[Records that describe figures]
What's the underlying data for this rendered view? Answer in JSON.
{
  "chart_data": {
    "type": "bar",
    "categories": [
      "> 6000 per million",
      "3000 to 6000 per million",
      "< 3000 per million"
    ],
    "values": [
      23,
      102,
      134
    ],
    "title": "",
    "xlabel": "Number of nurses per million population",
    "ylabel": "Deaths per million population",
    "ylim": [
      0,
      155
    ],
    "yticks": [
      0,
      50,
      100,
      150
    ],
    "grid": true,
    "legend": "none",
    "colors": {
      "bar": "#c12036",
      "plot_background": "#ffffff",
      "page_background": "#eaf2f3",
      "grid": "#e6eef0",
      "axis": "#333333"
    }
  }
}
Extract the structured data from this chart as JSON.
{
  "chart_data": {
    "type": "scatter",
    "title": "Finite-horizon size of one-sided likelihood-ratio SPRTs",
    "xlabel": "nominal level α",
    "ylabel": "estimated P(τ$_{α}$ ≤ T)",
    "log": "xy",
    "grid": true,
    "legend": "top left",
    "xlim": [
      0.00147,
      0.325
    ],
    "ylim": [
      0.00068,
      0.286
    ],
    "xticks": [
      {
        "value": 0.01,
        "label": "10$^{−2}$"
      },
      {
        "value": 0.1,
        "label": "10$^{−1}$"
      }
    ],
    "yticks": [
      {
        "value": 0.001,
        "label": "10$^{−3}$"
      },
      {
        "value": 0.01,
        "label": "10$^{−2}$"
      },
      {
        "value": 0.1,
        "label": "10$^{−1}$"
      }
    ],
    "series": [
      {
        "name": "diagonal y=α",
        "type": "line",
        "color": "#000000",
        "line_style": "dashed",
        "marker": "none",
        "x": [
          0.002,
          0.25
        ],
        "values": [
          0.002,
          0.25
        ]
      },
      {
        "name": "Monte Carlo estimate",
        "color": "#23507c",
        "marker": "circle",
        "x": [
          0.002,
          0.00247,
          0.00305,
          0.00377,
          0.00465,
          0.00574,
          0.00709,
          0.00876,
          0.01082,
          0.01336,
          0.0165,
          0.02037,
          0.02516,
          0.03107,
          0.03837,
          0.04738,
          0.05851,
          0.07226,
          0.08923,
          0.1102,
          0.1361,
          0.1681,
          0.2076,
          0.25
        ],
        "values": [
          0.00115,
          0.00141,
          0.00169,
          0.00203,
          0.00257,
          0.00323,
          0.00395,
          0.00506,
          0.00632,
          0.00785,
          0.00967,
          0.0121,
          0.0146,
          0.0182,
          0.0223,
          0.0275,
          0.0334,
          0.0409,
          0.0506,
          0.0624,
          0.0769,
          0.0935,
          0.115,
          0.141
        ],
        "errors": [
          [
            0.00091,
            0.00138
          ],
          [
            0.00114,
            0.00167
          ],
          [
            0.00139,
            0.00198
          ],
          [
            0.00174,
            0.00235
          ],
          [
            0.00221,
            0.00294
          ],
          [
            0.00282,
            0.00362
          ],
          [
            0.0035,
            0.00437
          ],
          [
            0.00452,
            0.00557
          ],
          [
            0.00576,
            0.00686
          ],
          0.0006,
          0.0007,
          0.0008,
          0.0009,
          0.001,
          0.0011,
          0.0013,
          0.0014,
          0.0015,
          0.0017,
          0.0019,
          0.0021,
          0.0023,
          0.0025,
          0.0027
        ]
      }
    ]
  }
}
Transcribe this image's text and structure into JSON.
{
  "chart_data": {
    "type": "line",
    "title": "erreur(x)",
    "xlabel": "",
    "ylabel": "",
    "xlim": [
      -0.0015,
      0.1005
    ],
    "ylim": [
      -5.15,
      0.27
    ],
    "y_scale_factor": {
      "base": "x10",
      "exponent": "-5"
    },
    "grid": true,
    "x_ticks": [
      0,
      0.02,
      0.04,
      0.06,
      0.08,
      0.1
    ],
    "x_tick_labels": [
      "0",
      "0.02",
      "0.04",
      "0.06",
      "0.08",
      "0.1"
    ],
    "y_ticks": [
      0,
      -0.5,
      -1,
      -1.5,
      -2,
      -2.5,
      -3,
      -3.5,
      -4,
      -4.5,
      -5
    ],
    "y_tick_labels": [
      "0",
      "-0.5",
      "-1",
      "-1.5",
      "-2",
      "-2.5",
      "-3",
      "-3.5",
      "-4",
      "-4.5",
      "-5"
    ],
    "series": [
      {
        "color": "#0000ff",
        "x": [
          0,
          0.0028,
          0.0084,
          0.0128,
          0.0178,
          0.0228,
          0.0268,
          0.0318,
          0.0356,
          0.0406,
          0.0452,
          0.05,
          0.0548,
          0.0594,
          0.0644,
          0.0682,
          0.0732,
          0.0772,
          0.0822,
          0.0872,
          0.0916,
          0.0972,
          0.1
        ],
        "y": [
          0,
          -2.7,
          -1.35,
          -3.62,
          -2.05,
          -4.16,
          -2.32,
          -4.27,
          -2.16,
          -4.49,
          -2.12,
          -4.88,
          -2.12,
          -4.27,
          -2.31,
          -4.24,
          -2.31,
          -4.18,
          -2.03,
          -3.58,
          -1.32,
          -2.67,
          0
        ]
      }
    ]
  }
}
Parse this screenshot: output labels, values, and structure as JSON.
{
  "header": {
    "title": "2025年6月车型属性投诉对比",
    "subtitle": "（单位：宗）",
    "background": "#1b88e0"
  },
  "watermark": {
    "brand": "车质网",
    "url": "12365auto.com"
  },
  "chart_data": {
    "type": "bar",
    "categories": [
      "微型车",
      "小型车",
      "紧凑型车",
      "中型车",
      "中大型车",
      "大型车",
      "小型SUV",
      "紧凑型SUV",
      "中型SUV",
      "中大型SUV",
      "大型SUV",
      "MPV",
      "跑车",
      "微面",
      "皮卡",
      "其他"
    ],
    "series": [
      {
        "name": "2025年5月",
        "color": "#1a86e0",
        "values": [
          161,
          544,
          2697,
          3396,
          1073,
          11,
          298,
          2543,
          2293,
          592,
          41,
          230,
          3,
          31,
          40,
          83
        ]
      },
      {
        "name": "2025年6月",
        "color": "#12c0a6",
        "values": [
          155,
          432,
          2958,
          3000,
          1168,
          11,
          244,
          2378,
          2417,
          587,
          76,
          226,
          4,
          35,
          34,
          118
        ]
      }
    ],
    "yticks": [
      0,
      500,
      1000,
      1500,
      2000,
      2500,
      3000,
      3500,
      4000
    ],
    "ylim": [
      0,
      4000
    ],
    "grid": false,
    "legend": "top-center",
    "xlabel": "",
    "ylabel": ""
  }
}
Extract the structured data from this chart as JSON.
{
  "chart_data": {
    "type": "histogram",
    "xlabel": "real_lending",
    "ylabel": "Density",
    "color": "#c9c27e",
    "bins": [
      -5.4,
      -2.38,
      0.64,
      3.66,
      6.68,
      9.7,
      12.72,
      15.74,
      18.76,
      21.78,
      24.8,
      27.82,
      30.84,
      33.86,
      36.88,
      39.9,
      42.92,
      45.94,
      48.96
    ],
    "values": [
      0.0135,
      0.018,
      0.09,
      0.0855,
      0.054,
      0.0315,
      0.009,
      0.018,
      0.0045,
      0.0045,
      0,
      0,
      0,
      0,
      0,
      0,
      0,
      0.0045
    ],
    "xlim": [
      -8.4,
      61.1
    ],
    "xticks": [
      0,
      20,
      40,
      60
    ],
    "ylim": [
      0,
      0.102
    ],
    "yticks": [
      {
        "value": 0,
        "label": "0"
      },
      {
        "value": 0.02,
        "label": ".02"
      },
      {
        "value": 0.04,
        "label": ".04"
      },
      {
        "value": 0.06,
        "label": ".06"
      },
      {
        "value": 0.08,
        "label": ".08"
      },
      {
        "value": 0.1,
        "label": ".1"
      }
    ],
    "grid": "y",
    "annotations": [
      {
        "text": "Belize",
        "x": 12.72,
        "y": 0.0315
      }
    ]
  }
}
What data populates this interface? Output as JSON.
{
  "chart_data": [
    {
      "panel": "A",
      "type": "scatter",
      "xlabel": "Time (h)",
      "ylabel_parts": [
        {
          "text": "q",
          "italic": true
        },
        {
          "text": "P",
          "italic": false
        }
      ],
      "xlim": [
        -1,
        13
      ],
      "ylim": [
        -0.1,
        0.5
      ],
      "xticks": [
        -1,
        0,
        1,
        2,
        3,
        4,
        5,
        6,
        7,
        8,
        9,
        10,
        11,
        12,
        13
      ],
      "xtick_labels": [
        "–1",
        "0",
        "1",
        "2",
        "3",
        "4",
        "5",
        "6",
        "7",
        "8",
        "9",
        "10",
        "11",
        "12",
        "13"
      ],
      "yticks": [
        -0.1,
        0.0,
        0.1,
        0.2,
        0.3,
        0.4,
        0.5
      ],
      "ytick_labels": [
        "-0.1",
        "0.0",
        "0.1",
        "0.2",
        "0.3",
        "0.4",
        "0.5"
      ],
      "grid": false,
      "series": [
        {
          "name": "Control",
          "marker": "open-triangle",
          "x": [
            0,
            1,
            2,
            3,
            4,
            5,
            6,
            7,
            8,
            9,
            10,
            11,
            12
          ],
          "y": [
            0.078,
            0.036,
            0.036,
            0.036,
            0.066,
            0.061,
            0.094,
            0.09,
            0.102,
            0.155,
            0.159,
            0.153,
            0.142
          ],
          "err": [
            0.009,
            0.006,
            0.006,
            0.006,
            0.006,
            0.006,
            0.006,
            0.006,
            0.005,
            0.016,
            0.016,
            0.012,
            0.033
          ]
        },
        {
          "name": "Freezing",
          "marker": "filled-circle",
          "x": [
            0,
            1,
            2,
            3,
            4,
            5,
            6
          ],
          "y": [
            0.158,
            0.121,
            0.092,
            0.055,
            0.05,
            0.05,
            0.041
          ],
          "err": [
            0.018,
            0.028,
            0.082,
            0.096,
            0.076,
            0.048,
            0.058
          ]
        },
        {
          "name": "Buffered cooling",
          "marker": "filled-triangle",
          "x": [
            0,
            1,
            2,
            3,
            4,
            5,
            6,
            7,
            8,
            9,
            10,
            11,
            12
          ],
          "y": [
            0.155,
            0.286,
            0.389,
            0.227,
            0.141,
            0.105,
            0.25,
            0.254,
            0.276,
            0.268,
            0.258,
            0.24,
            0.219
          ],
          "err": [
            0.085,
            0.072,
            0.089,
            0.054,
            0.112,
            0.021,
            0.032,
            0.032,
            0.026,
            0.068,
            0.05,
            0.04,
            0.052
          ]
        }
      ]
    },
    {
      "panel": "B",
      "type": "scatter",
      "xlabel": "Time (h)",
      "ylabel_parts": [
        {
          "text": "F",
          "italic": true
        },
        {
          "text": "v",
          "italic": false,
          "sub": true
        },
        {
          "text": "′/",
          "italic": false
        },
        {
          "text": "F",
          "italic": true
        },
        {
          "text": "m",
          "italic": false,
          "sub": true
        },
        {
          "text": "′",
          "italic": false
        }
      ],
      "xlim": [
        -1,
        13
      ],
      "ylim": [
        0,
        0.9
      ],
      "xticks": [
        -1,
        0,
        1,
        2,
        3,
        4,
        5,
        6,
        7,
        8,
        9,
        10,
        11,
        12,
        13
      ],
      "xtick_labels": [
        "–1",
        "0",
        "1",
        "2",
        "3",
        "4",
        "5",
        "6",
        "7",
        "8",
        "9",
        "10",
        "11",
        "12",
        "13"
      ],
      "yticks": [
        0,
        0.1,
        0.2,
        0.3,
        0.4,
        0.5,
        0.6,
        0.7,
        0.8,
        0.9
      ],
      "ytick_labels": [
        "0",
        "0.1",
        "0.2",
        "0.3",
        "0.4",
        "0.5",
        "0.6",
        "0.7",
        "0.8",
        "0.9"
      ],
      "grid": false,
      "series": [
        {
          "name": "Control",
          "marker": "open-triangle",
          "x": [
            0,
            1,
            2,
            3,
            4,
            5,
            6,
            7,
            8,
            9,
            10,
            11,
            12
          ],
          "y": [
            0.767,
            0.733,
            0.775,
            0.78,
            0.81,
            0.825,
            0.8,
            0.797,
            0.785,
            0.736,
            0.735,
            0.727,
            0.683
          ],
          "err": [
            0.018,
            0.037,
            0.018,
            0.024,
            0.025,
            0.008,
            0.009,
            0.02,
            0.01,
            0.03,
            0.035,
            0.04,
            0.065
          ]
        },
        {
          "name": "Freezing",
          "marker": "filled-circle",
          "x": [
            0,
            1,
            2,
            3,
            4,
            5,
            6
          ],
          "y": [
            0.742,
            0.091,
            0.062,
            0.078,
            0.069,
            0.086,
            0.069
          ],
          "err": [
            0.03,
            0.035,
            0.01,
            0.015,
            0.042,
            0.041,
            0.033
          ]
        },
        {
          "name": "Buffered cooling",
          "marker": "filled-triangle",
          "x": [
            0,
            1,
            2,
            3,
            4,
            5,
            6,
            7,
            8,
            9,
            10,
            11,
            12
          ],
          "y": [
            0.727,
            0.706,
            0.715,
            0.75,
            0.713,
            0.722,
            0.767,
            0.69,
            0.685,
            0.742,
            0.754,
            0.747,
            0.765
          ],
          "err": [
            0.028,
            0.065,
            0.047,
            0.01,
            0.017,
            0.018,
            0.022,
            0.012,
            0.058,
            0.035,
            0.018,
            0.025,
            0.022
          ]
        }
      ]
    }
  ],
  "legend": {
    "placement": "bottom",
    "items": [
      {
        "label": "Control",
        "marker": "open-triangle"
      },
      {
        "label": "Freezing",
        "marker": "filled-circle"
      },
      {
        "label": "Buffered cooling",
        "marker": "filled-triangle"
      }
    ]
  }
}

[REQUIREMENT]:
State how many lines in the entries above include the word "marker"; reply with the number alone.

[SOLUTION]:
11